STATED EXERCISE: Lines that hold the string "Next" are to be counted; give only their number.

ROWS:
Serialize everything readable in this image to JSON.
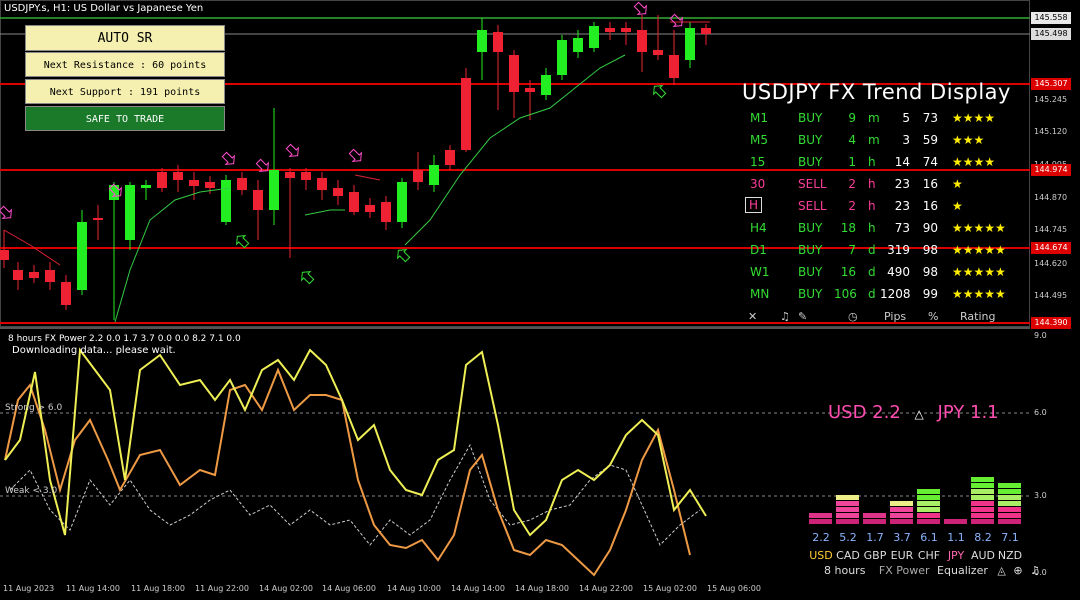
{
  "window": {
    "title": "USDJPY.s, H1:  US Dollar vs Japanese Yen"
  },
  "sr_panel": {
    "mode_label": "AUTO SR",
    "next_resistance": "Next Resistance : 60 points",
    "next_support": "Next Support : 191 points",
    "status": "SAFE TO TRADE"
  },
  "trend_display": {
    "title": "USDJPY FX Trend Display",
    "rows": [
      {
        "tf": "M1",
        "signal": "BUY",
        "dur_n": "9",
        "dur_u": "m",
        "pips": "5",
        "pct": "73",
        "stars": "★★★★",
        "color": "#33dd33"
      },
      {
        "tf": "M5",
        "signal": "BUY",
        "dur_n": "4",
        "dur_u": "m",
        "pips": "3",
        "pct": "59",
        "stars": "★★★",
        "color": "#33dd33"
      },
      {
        "tf": "15",
        "signal": "BUY",
        "dur_n": "1",
        "dur_u": "h",
        "pips": "14",
        "pct": "74",
        "stars": "★★★★",
        "color": "#33dd33"
      },
      {
        "tf": "30",
        "signal": "SELL",
        "dur_n": "2",
        "dur_u": "h",
        "pips": "23",
        "pct": "16",
        "stars": "★",
        "color": "#ff3d9a"
      },
      {
        "tf": "H",
        "signal": "SELL",
        "dur_n": "2",
        "dur_u": "h",
        "pips": "23",
        "pct": "16",
        "stars": "★",
        "color": "#ff3d9a"
      },
      {
        "tf": "H4",
        "signal": "BUY",
        "dur_n": "18",
        "dur_u": "h",
        "pips": "73",
        "pct": "90",
        "stars": "★★★★★",
        "color": "#33dd33"
      },
      {
        "tf": "D1",
        "signal": "BUY",
        "dur_n": "7",
        "dur_u": "d",
        "pips": "319",
        "pct": "98",
        "stars": "★★★★★",
        "color": "#33dd33"
      },
      {
        "tf": "W1",
        "signal": "BUY",
        "dur_n": "16",
        "dur_u": "d",
        "pips": "490",
        "pct": "98",
        "stars": "★★★★★",
        "color": "#33dd33"
      },
      {
        "tf": "MN",
        "signal": "BUY",
        "dur_n": "106",
        "dur_u": "d",
        "pips": "1208",
        "pct": "99",
        "stars": "★★★★★",
        "color": "#33dd33"
      }
    ],
    "footer": {
      "pips_label": "Pips",
      "pct_label": "%",
      "rating_label": "Rating"
    }
  },
  "price_axis": {
    "labels": [
      "145.558",
      "145.498",
      "145.307",
      "145.245",
      "145.120",
      "144.995",
      "144.974",
      "144.870",
      "144.745",
      "144.674",
      "144.620",
      "144.495",
      "144.390"
    ],
    "highlighted": [
      {
        "value": "145.558",
        "bg": "#e8e8e8",
        "fg": "#000"
      },
      {
        "value": "145.498",
        "bg": "#dddddd",
        "fg": "#000"
      },
      {
        "value": "145.307",
        "bg": "#dd0000",
        "fg": "#fff"
      },
      {
        "value": "144.974",
        "bg": "#dd0000",
        "fg": "#fff"
      },
      {
        "value": "144.674",
        "bg": "#dd0000",
        "fg": "#fff"
      },
      {
        "value": "144.390",
        "bg": "#dd0000",
        "fg": "#fff"
      }
    ]
  },
  "time_axis": [
    "11 Aug 2023",
    "11 Aug 14:00",
    "11 Aug 18:00",
    "11 Aug 22:00",
    "14 Aug 02:00",
    "14 Aug 06:00",
    "14 Aug 10:00",
    "14 Aug 14:00",
    "14 Aug 18:00",
    "14 Aug 22:00",
    "15 Aug 02:00",
    "15 Aug 06:00"
  ],
  "indicator": {
    "title": "8 hours FX Power 2.2 0.0 1.7 3.7 0.0 0.0 8.2 7.1 0.0",
    "status": "Downloading data... please wait.",
    "strong_label": "Strong > 6.0",
    "weak_label": "Weak < 3.0",
    "y_labels": [
      "9.0",
      "6.0",
      "3.0",
      "0.0"
    ],
    "strength_base": "USD 2.2",
    "strength_sep": "△",
    "strength_quote": "JPY 1.1",
    "equalizer": [
      {
        "cur": "USD",
        "value": "2.2",
        "level": 2.2,
        "cur_color": "#ffcc33"
      },
      {
        "cur": "CAD",
        "value": "5.2",
        "level": 5.2,
        "cur_color": "#dddddd"
      },
      {
        "cur": "GBP",
        "value": "1.7",
        "level": 1.7,
        "cur_color": "#dddddd"
      },
      {
        "cur": "EUR",
        "value": "3.7",
        "level": 3.7,
        "cur_color": "#dddddd"
      },
      {
        "cur": "CHF",
        "value": "6.1",
        "level": 6.1,
        "cur_color": "#dddddd"
      },
      {
        "cur": "JPY",
        "value": "1.1",
        "level": 1.1,
        "cur_color": "#ff66b0"
      },
      {
        "cur": "AUD",
        "value": "8.2",
        "level": 8.2,
        "cur_color": "#dddddd"
      },
      {
        "cur": "NZD",
        "value": "7.1",
        "level": 7.1,
        "cur_color": "#dddddd"
      }
    ],
    "footer": {
      "period": "8 hours",
      "name": "FX Power",
      "mode": "Equalizer"
    }
  },
  "colors": {
    "bull": "#22ee22",
    "bear": "#ee2233",
    "resistance": "#dd0000",
    "support_top": "#33aa33",
    "signal_ma": "#33cc44"
  }
}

PROBLEM SOLUTION: 2